#### Selected extract:
+===+

HAFIZ !
I’m wondering ,where is Amatoritsero Ede
and what’s happening with his Maple Tree Literary Supplement ?
I’m asking this as I leaf through Rainbow People by Itumeleng / The Journey by Lefifi Tladi
and wondering why Ede doesn’t rope in these two, albeit Itumeleng ( “Tumi” ) posthumously.
The very first lines I ever read by him (Itumeleng) accidentally opening the book at page 99 as if I was consulting the I Ching , the lines on page 99 :
She opens up her legs
Instead of her heart
and says
“Here, this is all the love I have to give”
Only to wash herself up afterwards.
Tell me then,
How could she ever understand
Whenever you felt misused?
No, you opened your heart,
cut it deep with a knife.
Bleeding you offered yourself to ask,
Is this enough?”,
just as she turned around to spit
“Tough”
She kisses a like she meant it,
and when she thinks
you’re not looking,
She turns around and spits
Well, over here, love, sex etc
is everywhere, no reason for you
to drown in the Mediterranean
for the sake of honey or wanting
to get some of it. Some hussy.
Kabir says, “I laugh when I hear that the fish in the water is thirsty”
Well that’s Kabir’s opinion and I have never known anyone,
not even Robert Bly to argue with him about such a things as
“water is wet”

+===+

#### Required work:
A: In the Hafiz piece, on what page did the writer first open the book by Itumeleng?
B: Carry the Hafiz piece on from its final line, in the same loose verse.

[Records from a data collection]

+===+

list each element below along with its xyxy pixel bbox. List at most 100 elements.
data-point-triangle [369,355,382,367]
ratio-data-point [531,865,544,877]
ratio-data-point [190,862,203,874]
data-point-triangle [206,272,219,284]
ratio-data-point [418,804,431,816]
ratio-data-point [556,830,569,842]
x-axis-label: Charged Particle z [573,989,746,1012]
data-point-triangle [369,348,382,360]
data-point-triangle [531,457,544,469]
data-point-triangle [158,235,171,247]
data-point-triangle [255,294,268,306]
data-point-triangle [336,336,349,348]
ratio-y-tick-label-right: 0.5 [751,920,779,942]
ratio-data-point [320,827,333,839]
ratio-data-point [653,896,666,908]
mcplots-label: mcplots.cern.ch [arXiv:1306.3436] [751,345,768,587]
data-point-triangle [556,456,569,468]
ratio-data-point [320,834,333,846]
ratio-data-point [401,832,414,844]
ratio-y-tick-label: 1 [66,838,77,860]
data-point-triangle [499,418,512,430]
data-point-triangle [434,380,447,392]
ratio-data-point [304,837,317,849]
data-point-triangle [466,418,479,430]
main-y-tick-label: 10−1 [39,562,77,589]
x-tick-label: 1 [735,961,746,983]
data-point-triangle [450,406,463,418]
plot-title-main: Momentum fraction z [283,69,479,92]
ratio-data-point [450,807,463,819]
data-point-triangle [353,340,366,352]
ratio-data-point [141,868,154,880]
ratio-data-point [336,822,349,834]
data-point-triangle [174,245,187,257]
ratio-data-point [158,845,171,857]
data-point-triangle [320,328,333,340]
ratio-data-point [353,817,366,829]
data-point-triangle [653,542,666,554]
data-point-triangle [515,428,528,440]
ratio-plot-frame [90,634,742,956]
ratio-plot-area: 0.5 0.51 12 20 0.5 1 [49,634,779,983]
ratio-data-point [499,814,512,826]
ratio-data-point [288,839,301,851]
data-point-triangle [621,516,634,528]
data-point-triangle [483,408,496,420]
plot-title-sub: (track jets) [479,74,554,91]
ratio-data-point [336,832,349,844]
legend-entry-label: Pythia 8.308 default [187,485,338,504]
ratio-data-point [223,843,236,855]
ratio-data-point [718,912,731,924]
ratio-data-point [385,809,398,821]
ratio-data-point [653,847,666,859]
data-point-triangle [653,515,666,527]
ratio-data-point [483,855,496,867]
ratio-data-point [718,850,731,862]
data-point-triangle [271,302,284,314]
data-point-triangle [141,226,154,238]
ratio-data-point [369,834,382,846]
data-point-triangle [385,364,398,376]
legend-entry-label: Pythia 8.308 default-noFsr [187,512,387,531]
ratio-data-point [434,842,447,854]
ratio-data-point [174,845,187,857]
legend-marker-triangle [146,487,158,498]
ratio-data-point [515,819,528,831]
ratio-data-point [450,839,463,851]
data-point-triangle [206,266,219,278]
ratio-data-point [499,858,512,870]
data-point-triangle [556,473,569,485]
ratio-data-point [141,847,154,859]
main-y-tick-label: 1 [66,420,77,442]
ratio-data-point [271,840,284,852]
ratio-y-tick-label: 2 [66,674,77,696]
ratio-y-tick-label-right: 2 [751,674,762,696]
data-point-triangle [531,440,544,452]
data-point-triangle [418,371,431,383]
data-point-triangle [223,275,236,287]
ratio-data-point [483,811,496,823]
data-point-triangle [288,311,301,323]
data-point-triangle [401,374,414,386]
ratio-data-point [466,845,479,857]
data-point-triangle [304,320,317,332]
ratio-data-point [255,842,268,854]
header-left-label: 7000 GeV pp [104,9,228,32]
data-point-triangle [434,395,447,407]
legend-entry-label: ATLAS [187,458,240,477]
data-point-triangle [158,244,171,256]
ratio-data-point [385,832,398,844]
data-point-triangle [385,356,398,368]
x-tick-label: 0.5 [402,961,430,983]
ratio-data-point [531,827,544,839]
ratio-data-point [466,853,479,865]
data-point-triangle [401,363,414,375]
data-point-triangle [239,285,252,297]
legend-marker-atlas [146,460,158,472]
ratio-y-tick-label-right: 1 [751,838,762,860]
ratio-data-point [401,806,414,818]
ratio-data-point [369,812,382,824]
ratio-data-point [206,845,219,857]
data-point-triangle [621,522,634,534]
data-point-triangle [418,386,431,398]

+===+

#### Outputs by task:
A: Page 99.

B:
Over here too, the idiot feels insulted when he’s told that he’s an idiot
The fool doth think he is wise, but the wise man knows himself to be a fool.
“I'm a poet, I know it, hope I don't blow it”
And now he’s buried in the rocks
But everybody still talks about
How badly they were shocked
But me, I expected it to happen
I knew he’d lost control
When he built a fire on Main Street
And shot it full of holes”
Just like grandpa, the driver of the vehicle had completely lost all control.
This is what happens when under the midday sun you mix the palm wine, the akpeteshie ( ogogoro) with some rum, jump into your jalopy and tell your wife or wives that you're going for a drive, or you’re going for a run.
Half a mile down the road he crashed into one of the stalls at Makola Market in Accra.
In no time at all the hungry police were at the scene of the accident.
If you really want to call things by their proper names, it’s known as kalabule.
In advance, hoping for some bribe money, they said the accident was a crime,
a crime against humanity.
The driver of the vehicle pleaded his innocence and told the police, pointing at a nearby leper who had witnessed the accident, “ Just ask Mr. Leper over there, what happened.”
Mr. Leper told the police:
“It was insane!“, he said, and pointing at the driver, he continued ”He must have been driving at 100 m-p-h , no brakes , no horn, it looked like he didn’t know where he was going, crashed into Mama Abie’s stall and as you can see, completely mucked up everything!”
The driver stared at the leper and said, “ Tell the truth: Is that what happened?”
The leper returned the driver’s stare and asked,“ Is Mr. Leper my name?”
Important correction:
The very first lines I ever read by him (Itumeleng) accidentally opening the book at page 99 as if I was consulting the I Ching , the lines on page 99 :
She opens up her legs
instead of her heart
and says
“Here, this is all the love I have to give”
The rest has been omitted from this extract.